▶ [Exercise instructions]:
Copy out the listing that follows, exact in every word, and skip the images.

▶ [Data extract]:
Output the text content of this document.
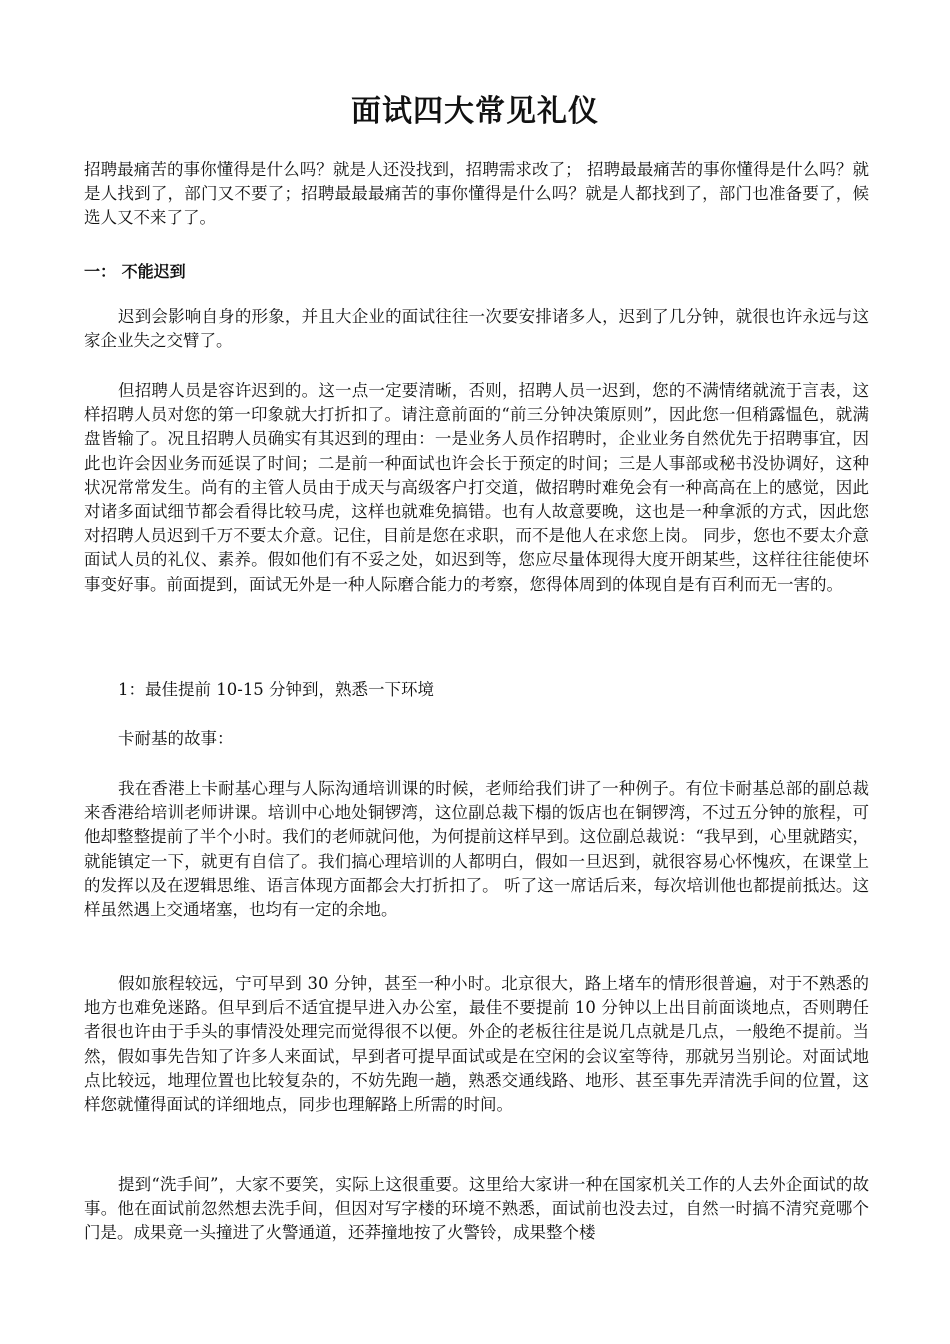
面试四大常见礼仪

招聘最痛苦的事你懂得是什么吗？就是人还没找到，招聘需求改了； 招聘最最痛苦的事你懂得是什么吗？就是人找到了，部门又不要了；招聘最最最痛苦的事你懂得是什么吗？就是人都找到了，部门也准备要了，候选人又不来了了。

一： 不能迟到

迟到会影响自身的形象，并且大企业的面试往往一次要安排诸多人，迟到了几分钟，就很也许永远与这家企业失之交臂了。

但招聘人员是容许迟到的。这一点一定要清晰，否则，招聘人员一迟到，您的不满情绪就流于言表，这样招聘人员对您的第一印象就大打折扣了。请注意前面的“前三分钟决策原则”，因此您一但稍露愠色，就满盘皆输了。况且招聘人员确实有其迟到的理由：一是业务人员作招聘时，企业业务自然优先于招聘事宜，因此也许会因业务而延误了时间；二是前一种面试也许会长于预定的时间；三是人事部或秘书没协调好，这种状况常常发生。尚有的主管人员由于成天与高级客户打交道，做招聘时难免会有一种高高在上的感觉，因此对诸多面试细节都会看得比较马虎，这样也就难免搞错。也有人故意要晚，这也是一种拿派的方式，因此您对招聘人员迟到千万不要太介意。记住，目前是您在求职，而不是他人在求您上岗。 同步，您也不要太介意面试人员的礼仪、素养。假如他们有不妥之处，如迟到等，您应尽量体现得大度开朗某些，这样往往能使坏事变好事。前面提到，面试无外是一种人际磨合能力的考察，您得体周到的体现自是有百利而无一害的。

1：最佳提前 10-15 分钟到，熟悉一下环境

卡耐基的故事：

我在香港上卡耐基心理与人际沟通培训课的时候，老师给我们讲了一种例子。有位卡耐基总部的副总裁来香港给培训老师讲课。培训中心地处铜锣湾，这位副总裁下榻的饭店也在铜锣湾，不过五分钟的旅程，可他却整整提前了半个小时。我们的老师就问他，为何提前这样早到。这位副总裁说：“我早到，心里就踏实，就能镇定一下，就更有自信了。我们搞心理培训的人都明白，假如一旦迟到，就很容易心怀愧疚，在课堂上的发挥以及在逻辑思维、语言体现方面都会大打折扣了。 听了这一席话后来，每次培训他也都提前抵达。这样虽然遇上交通堵塞，也均有一定的余地。

假如旅程较远，宁可早到 30 分钟，甚至一种小时。北京很大，路上堵车的情形很普遍，对于不熟悉的地方也难免迷路。但早到后不适宜提早进入办公室，最佳不要提前 10 分钟以上出目前面谈地点，否则聘任者很也许由于手头的事情没处理完而觉得很不以便。外企的老板往往是说几点就是几点，一般绝不提前。当然，假如事先告知了许多人来面试，早到者可提早面试或是在空闲的会议室等待，那就另当别论。对面试地点比较远，地理位置也比较复杂的，不妨先跑一趟，熟悉交通线路、地形、甚至事先弄清洗手间的位置，这样您就懂得面试的详细地点，同步也理解路上所需的时间。

提到“洗手间”，大家不要笑，实际上这很重要。这里给大家讲一种在国家机关工作的人去外企面试的故事。他在面试前忽然想去洗手间，但因对写字楼的环境不熟悉，面试前也没去过，自然一时搞不清究竟哪个门是。成果竟一头撞进了火警通道，还莽撞地按了火警铃，成果整个楼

▶ [Task result]:
Output the text content of this document.
面试四大常见礼仪

招聘最痛苦的事你懂得是什么吗？就是人还没找到，招聘需求改了； 招聘最最痛苦的事你懂得是什么吗？就是人找到了，部门又不要了；招聘最最最痛苦的事你懂得是什么吗？就是人都找到了，部门也准备要了，候选人又不来了了。

一： 不能迟到

迟到会影响自身的形象，并且大企业的面试往往一次要安排诸多人，迟到了几分钟，就很也许永远与这家企业失之交臂了。

但招聘人员是容许迟到的。这一点一定要清晰，否则，招聘人员一迟到，您的不满情绪就流于言表，这样招聘人员对您的第一印象就大打折扣了。请注意前面的“前三分钟决策原则”，因此您一但稍露愠色，就满盘皆输了。况且招聘人员确实有其迟到的理由：一是业务人员作招聘时，企业业务自然优先于招聘事宜，因此也许会因业务而延误了时间；二是前一种面试也许会长于预定的时间；三是人事部或秘书没协调好，这种状况常常发生。尚有的主管人员由于成天与高级客户打交道，做招聘时难免会有一种高高在上的感觉，因此对诸多面试细节都会看得比较马虎，这样也就难免搞错。也有人故意要晚，这也是一种拿派的方式，因此您对招聘人员迟到千万不要太介意。记住，目前是您在求职，而不是他人在求您上岗。 同步，您也不要太介意面试人员的礼仪、素养。假如他们有不妥之处，如迟到等，您应尽量体现得大度开朗某些，这样往往能使坏事变好事。前面提到，面试无外是一种人际磨合能力的考察，您得体周到的体现自是有百利而无一害的。

1：最佳提前 10-15 分钟到，熟悉一下环境

卡耐基的故事：

我在香港上卡耐基心理与人际沟通培训课的时候，老师给我们讲了一种例子。有位卡耐基总部的副总裁来香港给培训老师讲课。培训中心地处铜锣湾，这位副总裁下榻的饭店也在铜锣湾，不过五分钟的旅程，可他却整整提前了半个小时。我们的老师就问他，为何提前这样早到。这位副总裁说：“我早到，心里就踏实，就能镇定一下，就更有自信了。我们搞心理培训的人都明白，假如一旦迟到，就很容易心怀愧疚，在课堂上的发挥以及在逻辑思维、语言体现方面都会大打折扣了。 听了这一席话后来，每次培训他也都提前抵达。这样虽然遇上交通堵塞，也均有一定的余地。

假如旅程较远，宁可早到 30 分钟，甚至一种小时。北京很大，路上堵车的情形很普遍，对于不熟悉的地方也难免迷路。但早到后不适宜提早进入办公室，最佳不要提前 10 分钟以上出目前面谈地点，否则聘任者很也许由于手头的事情没处理完而觉得很不以便。外企的老板往往是说几点就是几点，一般绝不提前。当然，假如事先告知了许多人来面试，早到者可提早面试或是在空闲的会议室等待，那就另当别论。对面试地点比较远，地理位置也比较复杂的，不妨先跑一趟，熟悉交通线路、地形、甚至事先弄清洗手间的位置，这样您就懂得面试的详细地点，同步也理解路上所需的时间。

提到“洗手间”，大家不要笑，实际上这很重要。这里给大家讲一种在国家机关工作的人去外企面试的故事。他在面试前忽然想去洗手间，但因对写字楼的环境不熟悉，面试前也没去过，自然一时搞不清究竟哪个门是。成果竟一头撞进了火警通道，还莽撞地按了火警铃，成果整个楼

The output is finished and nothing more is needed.